Supplied records:
** Begin **
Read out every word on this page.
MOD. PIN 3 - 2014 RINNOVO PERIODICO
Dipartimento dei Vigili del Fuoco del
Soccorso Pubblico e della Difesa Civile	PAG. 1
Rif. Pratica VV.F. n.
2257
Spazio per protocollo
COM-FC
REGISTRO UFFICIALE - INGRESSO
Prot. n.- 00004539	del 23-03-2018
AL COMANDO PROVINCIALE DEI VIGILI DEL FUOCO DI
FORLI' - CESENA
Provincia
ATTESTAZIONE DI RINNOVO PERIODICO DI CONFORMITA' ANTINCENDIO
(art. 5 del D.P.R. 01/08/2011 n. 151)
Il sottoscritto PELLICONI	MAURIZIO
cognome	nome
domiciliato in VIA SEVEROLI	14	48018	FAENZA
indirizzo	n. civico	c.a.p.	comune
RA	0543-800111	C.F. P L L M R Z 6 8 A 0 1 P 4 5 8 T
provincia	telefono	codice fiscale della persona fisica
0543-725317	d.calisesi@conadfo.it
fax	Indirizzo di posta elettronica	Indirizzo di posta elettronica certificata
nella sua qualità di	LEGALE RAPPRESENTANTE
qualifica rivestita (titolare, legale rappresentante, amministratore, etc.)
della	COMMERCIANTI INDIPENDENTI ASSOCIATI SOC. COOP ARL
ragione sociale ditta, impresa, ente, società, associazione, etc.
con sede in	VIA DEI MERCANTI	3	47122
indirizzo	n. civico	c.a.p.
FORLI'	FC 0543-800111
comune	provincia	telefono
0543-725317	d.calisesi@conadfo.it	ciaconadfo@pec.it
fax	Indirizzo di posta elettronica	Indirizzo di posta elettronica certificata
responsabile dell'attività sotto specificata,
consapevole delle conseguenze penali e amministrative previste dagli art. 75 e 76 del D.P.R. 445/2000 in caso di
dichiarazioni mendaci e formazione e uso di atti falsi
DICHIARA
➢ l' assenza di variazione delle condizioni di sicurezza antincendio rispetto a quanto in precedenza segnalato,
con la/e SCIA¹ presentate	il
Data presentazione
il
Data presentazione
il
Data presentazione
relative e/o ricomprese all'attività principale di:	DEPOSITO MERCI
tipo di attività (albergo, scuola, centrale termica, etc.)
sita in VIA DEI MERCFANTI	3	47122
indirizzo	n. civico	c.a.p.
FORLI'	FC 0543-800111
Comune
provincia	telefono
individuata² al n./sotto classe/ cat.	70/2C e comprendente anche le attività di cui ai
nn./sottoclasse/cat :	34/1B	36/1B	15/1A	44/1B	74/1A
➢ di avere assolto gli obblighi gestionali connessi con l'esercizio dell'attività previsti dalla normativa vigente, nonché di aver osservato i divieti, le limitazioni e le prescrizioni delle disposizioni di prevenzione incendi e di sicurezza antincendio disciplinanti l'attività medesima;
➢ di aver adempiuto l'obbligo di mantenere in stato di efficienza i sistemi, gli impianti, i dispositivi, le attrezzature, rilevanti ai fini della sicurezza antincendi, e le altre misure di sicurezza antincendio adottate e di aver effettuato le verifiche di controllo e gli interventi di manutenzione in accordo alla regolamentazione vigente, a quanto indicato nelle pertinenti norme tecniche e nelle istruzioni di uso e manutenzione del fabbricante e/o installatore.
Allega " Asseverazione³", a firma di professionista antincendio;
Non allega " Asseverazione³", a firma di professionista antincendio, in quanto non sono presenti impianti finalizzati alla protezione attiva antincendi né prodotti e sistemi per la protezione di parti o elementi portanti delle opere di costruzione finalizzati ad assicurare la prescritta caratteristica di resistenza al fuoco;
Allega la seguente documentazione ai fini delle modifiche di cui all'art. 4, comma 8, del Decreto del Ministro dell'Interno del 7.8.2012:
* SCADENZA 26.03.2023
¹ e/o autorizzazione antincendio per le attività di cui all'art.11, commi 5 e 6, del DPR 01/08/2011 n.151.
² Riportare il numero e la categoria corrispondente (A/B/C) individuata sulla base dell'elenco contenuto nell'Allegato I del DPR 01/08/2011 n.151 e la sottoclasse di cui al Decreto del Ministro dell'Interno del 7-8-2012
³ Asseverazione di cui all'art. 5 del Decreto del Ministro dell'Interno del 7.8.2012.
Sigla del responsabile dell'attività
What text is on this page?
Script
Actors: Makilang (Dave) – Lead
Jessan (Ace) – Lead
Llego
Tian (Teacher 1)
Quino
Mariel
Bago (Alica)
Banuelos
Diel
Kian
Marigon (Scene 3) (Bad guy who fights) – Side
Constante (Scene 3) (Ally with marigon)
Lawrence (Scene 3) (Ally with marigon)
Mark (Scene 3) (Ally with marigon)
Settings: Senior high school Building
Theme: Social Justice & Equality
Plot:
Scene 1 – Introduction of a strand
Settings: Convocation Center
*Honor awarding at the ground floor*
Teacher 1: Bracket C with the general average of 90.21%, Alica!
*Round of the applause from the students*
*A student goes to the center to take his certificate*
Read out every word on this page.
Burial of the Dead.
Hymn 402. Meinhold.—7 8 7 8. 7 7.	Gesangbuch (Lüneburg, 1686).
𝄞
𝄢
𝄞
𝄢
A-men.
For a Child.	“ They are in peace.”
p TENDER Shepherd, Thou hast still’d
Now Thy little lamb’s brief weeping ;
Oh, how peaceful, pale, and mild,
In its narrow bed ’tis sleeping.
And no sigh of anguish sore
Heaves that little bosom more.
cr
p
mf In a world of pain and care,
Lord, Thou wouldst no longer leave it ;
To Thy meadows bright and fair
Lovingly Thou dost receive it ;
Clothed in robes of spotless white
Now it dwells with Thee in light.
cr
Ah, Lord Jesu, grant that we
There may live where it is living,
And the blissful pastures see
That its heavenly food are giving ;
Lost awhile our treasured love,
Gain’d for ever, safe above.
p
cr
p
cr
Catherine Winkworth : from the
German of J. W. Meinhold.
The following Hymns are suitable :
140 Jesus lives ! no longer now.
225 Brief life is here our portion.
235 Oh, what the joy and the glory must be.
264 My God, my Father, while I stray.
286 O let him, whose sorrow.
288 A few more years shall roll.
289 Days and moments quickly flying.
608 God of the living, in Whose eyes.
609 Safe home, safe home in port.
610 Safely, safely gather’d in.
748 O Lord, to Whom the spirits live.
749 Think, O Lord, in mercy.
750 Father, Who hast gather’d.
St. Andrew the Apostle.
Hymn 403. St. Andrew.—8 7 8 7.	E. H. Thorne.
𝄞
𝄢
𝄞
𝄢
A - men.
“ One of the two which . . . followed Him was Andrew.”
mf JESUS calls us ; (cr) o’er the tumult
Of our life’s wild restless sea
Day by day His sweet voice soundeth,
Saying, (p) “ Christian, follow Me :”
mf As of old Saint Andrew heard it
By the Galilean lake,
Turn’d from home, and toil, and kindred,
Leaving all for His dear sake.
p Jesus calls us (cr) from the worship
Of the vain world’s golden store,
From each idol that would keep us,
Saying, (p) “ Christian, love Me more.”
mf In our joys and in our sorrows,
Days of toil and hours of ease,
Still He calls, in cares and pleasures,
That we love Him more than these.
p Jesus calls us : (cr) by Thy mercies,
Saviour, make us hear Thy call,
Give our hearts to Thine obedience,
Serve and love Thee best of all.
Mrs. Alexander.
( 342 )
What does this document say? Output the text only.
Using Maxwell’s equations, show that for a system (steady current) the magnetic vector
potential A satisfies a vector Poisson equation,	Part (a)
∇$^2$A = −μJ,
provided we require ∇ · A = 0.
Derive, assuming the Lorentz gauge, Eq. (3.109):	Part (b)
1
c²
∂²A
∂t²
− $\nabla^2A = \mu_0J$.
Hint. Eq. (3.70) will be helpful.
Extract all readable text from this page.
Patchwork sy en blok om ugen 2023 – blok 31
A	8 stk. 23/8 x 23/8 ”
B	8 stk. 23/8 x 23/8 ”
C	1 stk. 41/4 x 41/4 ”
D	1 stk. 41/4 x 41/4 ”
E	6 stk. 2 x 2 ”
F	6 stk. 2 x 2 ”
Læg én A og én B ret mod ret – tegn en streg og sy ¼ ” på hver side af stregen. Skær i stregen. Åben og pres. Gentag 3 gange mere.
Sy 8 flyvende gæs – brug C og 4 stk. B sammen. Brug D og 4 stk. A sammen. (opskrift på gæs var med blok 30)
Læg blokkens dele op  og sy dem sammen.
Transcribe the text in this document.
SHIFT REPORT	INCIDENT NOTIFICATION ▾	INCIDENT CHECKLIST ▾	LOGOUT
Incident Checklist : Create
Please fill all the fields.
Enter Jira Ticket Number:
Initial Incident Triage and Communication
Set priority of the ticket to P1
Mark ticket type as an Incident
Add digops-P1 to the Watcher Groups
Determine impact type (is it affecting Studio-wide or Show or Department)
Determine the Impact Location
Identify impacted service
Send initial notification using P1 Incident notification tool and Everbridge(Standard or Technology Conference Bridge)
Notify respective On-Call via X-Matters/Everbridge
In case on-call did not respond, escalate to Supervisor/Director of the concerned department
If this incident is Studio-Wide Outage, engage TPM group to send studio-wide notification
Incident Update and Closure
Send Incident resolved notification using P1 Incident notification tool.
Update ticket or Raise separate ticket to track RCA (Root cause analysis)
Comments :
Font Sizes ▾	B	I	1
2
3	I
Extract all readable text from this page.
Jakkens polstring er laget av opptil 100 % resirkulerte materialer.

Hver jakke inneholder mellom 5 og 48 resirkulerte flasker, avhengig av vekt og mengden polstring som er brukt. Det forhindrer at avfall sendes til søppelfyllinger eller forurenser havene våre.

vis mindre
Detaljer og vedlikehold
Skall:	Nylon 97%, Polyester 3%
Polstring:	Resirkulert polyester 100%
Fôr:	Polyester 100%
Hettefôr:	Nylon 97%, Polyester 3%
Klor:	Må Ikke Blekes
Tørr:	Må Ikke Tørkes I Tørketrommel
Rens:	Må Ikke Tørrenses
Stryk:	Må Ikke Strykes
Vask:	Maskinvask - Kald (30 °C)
** End **
Find every line in the records above that contains the word "Scene", and copy each one.

Result of the exercise:
Marigon (Scene 3) (Bad guy who fights) – Side
Constante (Scene 3) (Ally with marigon)
Lawrence (Scene 3) (Ally with marigon)
Mark (Scene 3) (Ally with marigon)
Scene 1 – Introduction of a strand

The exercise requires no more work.